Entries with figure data
>> begin

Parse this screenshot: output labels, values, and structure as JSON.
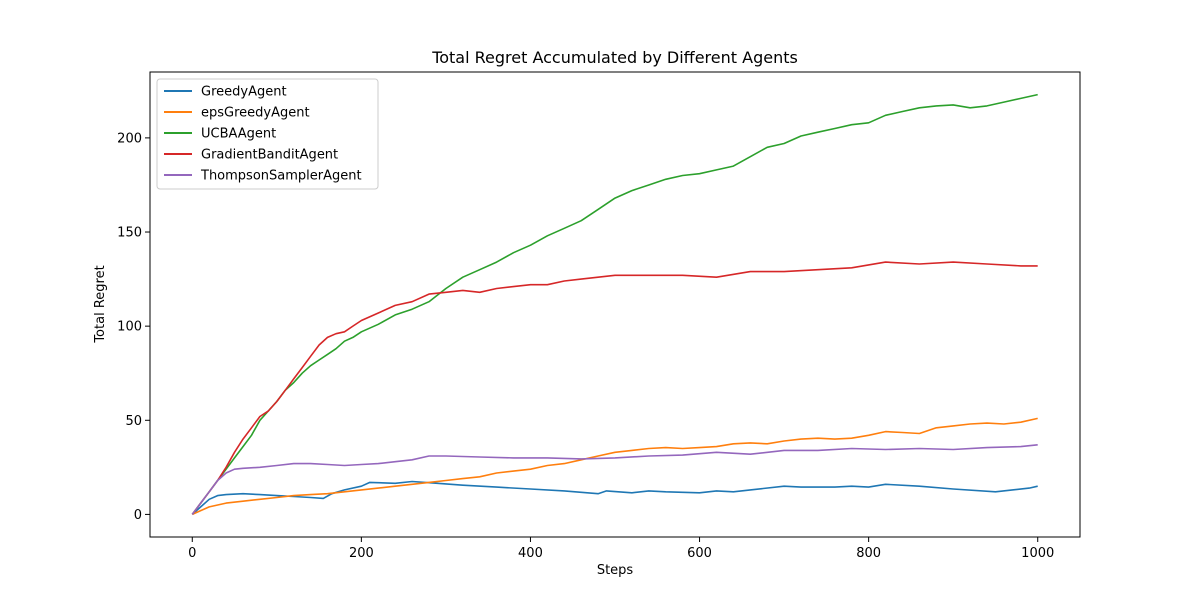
{
  "chart_data": {
    "type": "line",
    "title": "Total Regret Accumulated by Different Agents",
    "xlabel": "Steps",
    "ylabel": "Total Regret",
    "xlim": [
      -50,
      1050
    ],
    "ylim": [
      -12,
      235
    ],
    "xticks": [
      0,
      200,
      400,
      600,
      800,
      1000
    ],
    "yticks": [
      0,
      50,
      100,
      150,
      200
    ],
    "legend_position": "upper-left",
    "grid": false,
    "series": [
      {
        "name": "GreedyAgent",
        "color": "#1f77b4",
        "x": [
          0,
          10,
          20,
          30,
          40,
          60,
          80,
          100,
          120,
          140,
          155,
          165,
          180,
          200,
          210,
          240,
          260,
          290,
          320,
          360,
          400,
          440,
          480,
          490,
          520,
          540,
          560,
          600,
          620,
          640,
          660,
          700,
          720,
          760,
          780,
          800,
          820,
          860,
          900,
          950,
          970,
          990,
          1000
        ],
        "y": [
          0,
          4,
          8,
          10,
          10.5,
          11,
          10.5,
          10,
          9.5,
          9,
          8.5,
          11,
          13,
          15,
          17,
          16.5,
          17.5,
          16.5,
          15.5,
          14.5,
          13.5,
          12.5,
          11,
          12.5,
          11.5,
          12.5,
          12,
          11.5,
          12.5,
          12,
          13,
          15,
          14.5,
          14.5,
          15,
          14.5,
          16,
          15,
          13.5,
          12,
          13,
          14,
          15
        ]
      },
      {
        "name": "epsGreedyAgent",
        "color": "#ff7f0e",
        "x": [
          0,
          10,
          20,
          40,
          60,
          80,
          100,
          120,
          140,
          160,
          180,
          200,
          220,
          240,
          260,
          280,
          300,
          320,
          340,
          360,
          380,
          400,
          420,
          440,
          460,
          480,
          500,
          520,
          540,
          560,
          580,
          600,
          620,
          640,
          660,
          680,
          700,
          720,
          740,
          760,
          780,
          800,
          820,
          840,
          860,
          880,
          900,
          920,
          940,
          960,
          980,
          1000
        ],
        "y": [
          0,
          2,
          4,
          6,
          7,
          8,
          9,
          10,
          10.5,
          11,
          12,
          13,
          14,
          15,
          16,
          17,
          18,
          19,
          20,
          22,
          23,
          24,
          26,
          27,
          29,
          31,
          33,
          34,
          35,
          35.5,
          35,
          35.5,
          36,
          37.5,
          38,
          37.5,
          39,
          40,
          40.5,
          40,
          40.5,
          42,
          44,
          43.5,
          43,
          46,
          47,
          48,
          48.5,
          48,
          49,
          51
        ]
      },
      {
        "name": "UCBAAgent",
        "color": "#2ca02c",
        "x": [
          0,
          10,
          20,
          30,
          40,
          50,
          60,
          70,
          80,
          90,
          100,
          110,
          120,
          130,
          140,
          150,
          160,
          170,
          180,
          190,
          200,
          220,
          240,
          260,
          280,
          300,
          320,
          340,
          360,
          380,
          400,
          420,
          440,
          460,
          480,
          500,
          520,
          540,
          560,
          580,
          600,
          620,
          640,
          660,
          680,
          700,
          720,
          740,
          760,
          780,
          800,
          820,
          840,
          860,
          880,
          900,
          920,
          940,
          960,
          980,
          1000
        ],
        "y": [
          0,
          6,
          12,
          18,
          24,
          30,
          36,
          42,
          50,
          55,
          60,
          66,
          70,
          75,
          79,
          82,
          85,
          88,
          92,
          94,
          97,
          101,
          106,
          109,
          113,
          120,
          126,
          130,
          134,
          139,
          143,
          148,
          152,
          156,
          162,
          168,
          172,
          175,
          178,
          180,
          181,
          183,
          185,
          190,
          195,
          197,
          201,
          203,
          205,
          207,
          208,
          212,
          214,
          216,
          217,
          217.5,
          216,
          217,
          219,
          221,
          223
        ]
      },
      {
        "name": "GradientBanditAgent",
        "color": "#d62728",
        "x": [
          0,
          10,
          20,
          30,
          40,
          50,
          60,
          70,
          80,
          90,
          100,
          110,
          120,
          130,
          140,
          150,
          160,
          170,
          180,
          190,
          200,
          220,
          240,
          260,
          280,
          300,
          320,
          340,
          360,
          380,
          400,
          420,
          440,
          460,
          480,
          500,
          540,
          580,
          620,
          660,
          700,
          740,
          780,
          820,
          860,
          900,
          940,
          980,
          1000
        ],
        "y": [
          0,
          6,
          12,
          18,
          25,
          33,
          40,
          46,
          52,
          55,
          60,
          66,
          72,
          78,
          84,
          90,
          94,
          96,
          97,
          100,
          103,
          107,
          111,
          113,
          117,
          118,
          119,
          118,
          120,
          121,
          122,
          122,
          124,
          125,
          126,
          127,
          127,
          127,
          126,
          129,
          129,
          130,
          131,
          134,
          133,
          134,
          133,
          132,
          132
        ]
      },
      {
        "name": "ThompsonSamplerAgent",
        "color": "#9467bd",
        "x": [
          0,
          10,
          20,
          30,
          40,
          50,
          60,
          80,
          100,
          120,
          140,
          160,
          180,
          200,
          220,
          240,
          260,
          280,
          300,
          340,
          380,
          420,
          460,
          500,
          540,
          580,
          620,
          660,
          700,
          740,
          780,
          820,
          860,
          900,
          940,
          980,
          1000
        ],
        "y": [
          0,
          6,
          12,
          18,
          22,
          24,
          24.5,
          25,
          26,
          27,
          27,
          26.5,
          26,
          26.5,
          27,
          28,
          29,
          31,
          31,
          30.5,
          30,
          30,
          29.5,
          30,
          31,
          31.5,
          33,
          32,
          34,
          34,
          35,
          34.5,
          35,
          34.5,
          35.5,
          36,
          37
        ]
      }
    ]
  }
}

>> end

* _GIVEN INSTRUCTION_
Leave out the pictures and copy every record above exactly.

* _RESULT OF THE TASK_
Parse this screenshot: output labels, values, and structure as JSON.
{
  "chart_data": {
    "type": "line",
    "title": "Total Regret Accumulated by Different Agents",
    "xlabel": "Steps",
    "ylabel": "Total Regret",
    "xlim": [
      -50,
      1050
    ],
    "ylim": [
      -12,
      235
    ],
    "xticks": [
      0,
      200,
      400,
      600,
      800,
      1000
    ],
    "yticks": [
      0,
      50,
      100,
      150,
      200
    ],
    "legend_position": "upper-left",
    "grid": false,
    "series": [
      {
        "name": "GreedyAgent",
        "color": "#1f77b4",
        "x": [
          0,
          10,
          20,
          30,
          40,
          60,
          80,
          100,
          120,
          140,
          155,
          165,
          180,
          200,
          210,
          240,
          260,
          290,
          320,
          360,
          400,
          440,
          480,
          490,
          520,
          540,
          560,
          600,
          620,
          640,
          660,
          700,
          720,
          760,
          780,
          800,
          820,
          860,
          900,
          950,
          970,
          990,
          1000
        ],
        "y": [
          0,
          4,
          8,
          10,
          10.5,
          11,
          10.5,
          10,
          9.5,
          9,
          8.5,
          11,
          13,
          15,
          17,
          16.5,
          17.5,
          16.5,
          15.5,
          14.5,
          13.5,
          12.5,
          11,
          12.5,
          11.5,
          12.5,
          12,
          11.5,
          12.5,
          12,
          13,
          15,
          14.5,
          14.5,
          15,
          14.5,
          16,
          15,
          13.5,
          12,
          13,
          14,
          15
        ]
      },
      {
        "name": "epsGreedyAgent",
        "color": "#ff7f0e",
        "x": [
          0,
          10,
          20,
          40,
          60,
          80,
          100,
          120,
          140,
          160,
          180,
          200,
          220,
          240,
          260,
          280,
          300,
          320,
          340,
          360,
          380,
          400,
          420,
          440,
          460,
          480,
          500,
          520,
          540,
          560,
          580,
          600,
          620,
          640,
          660,
          680,
          700,
          720,
          740,
          760,
          780,
          800,
          820,
          840,
          860,
          880,
          900,
          920,
          940,
          960,
          980,
          1000
        ],
        "y": [
          0,
          2,
          4,
          6,
          7,
          8,
          9,
          10,
          10.5,
          11,
          12,
          13,
          14,
          15,
          16,
          17,
          18,
          19,
          20,
          22,
          23,
          24,
          26,
          27,
          29,
          31,
          33,
          34,
          35,
          35.5,
          35,
          35.5,
          36,
          37.5,
          38,
          37.5,
          39,
          40,
          40.5,
          40,
          40.5,
          42,
          44,
          43.5,
          43,
          46,
          47,
          48,
          48.5,
          48,
          49,
          51
        ]
      },
      {
        "name": "UCBAAgent",
        "color": "#2ca02c",
        "x": [
          0,
          10,
          20,
          30,
          40,
          50,
          60,
          70,
          80,
          90,
          100,
          110,
          120,
          130,
          140,
          150,
          160,
          170,
          180,
          190,
          200,
          220,
          240,
          260,
          280,
          300,
          320,
          340,
          360,
          380,
          400,
          420,
          440,
          460,
          480,
          500,
          520,
          540,
          560,
          580,
          600,
          620,
          640,
          660,
          680,
          700,
          720,
          740,
          760,
          780,
          800,
          820,
          840,
          860,
          880,
          900,
          920,
          940,
          960,
          980,
          1000
        ],
        "y": [
          0,
          6,
          12,
          18,
          24,
          30,
          36,
          42,
          50,
          55,
          60,
          66,
          70,
          75,
          79,
          82,
          85,
          88,
          92,
          94,
          97,
          101,
          106,
          109,
          113,
          120,
          126,
          130,
          134,
          139,
          143,
          148,
          152,
          156,
          162,
          168,
          172,
          175,
          178,
          180,
          181,
          183,
          185,
          190,
          195,
          197,
          201,
          203,
          205,
          207,
          208,
          212,
          214,
          216,
          217,
          217.5,
          216,
          217,
          219,
          221,
          223
        ]
      },
      {
        "name": "GradientBanditAgent",
        "color": "#d62728",
        "x": [
          0,
          10,
          20,
          30,
          40,
          50,
          60,
          70,
          80,
          90,
          100,
          110,
          120,
          130,
          140,
          150,
          160,
          170,
          180,
          190,
          200,
          220,
          240,
          260,
          280,
          300,
          320,
          340,
          360,
          380,
          400,
          420,
          440,
          460,
          480,
          500,
          540,
          580,
          620,
          660,
          700,
          740,
          780,
          820,
          860,
          900,
          940,
          980,
          1000
        ],
        "y": [
          0,
          6,
          12,
          18,
          25,
          33,
          40,
          46,
          52,
          55,
          60,
          66,
          72,
          78,
          84,
          90,
          94,
          96,
          97,
          100,
          103,
          107,
          111,
          113,
          117,
          118,
          119,
          118,
          120,
          121,
          122,
          122,
          124,
          125,
          126,
          127,
          127,
          127,
          126,
          129,
          129,
          130,
          131,
          134,
          133,
          134,
          133,
          132,
          132
        ]
      },
      {
        "name": "ThompsonSamplerAgent",
        "color": "#9467bd",
        "x": [
          0,
          10,
          20,
          30,
          40,
          50,
          60,
          80,
          100,
          120,
          140,
          160,
          180,
          200,
          220,
          240,
          260,
          280,
          300,
          340,
          380,
          420,
          460,
          500,
          540,
          580,
          620,
          660,
          700,
          740,
          780,
          820,
          860,
          900,
          940,
          980,
          1000
        ],
        "y": [
          0,
          6,
          12,
          18,
          22,
          24,
          24.5,
          25,
          26,
          27,
          27,
          26.5,
          26,
          26.5,
          27,
          28,
          29,
          31,
          31,
          30.5,
          30,
          30,
          29.5,
          30,
          31,
          31.5,
          33,
          32,
          34,
          34,
          35,
          34.5,
          35,
          34.5,
          35.5,
          36,
          37
        ]
      }
    ]
  }
}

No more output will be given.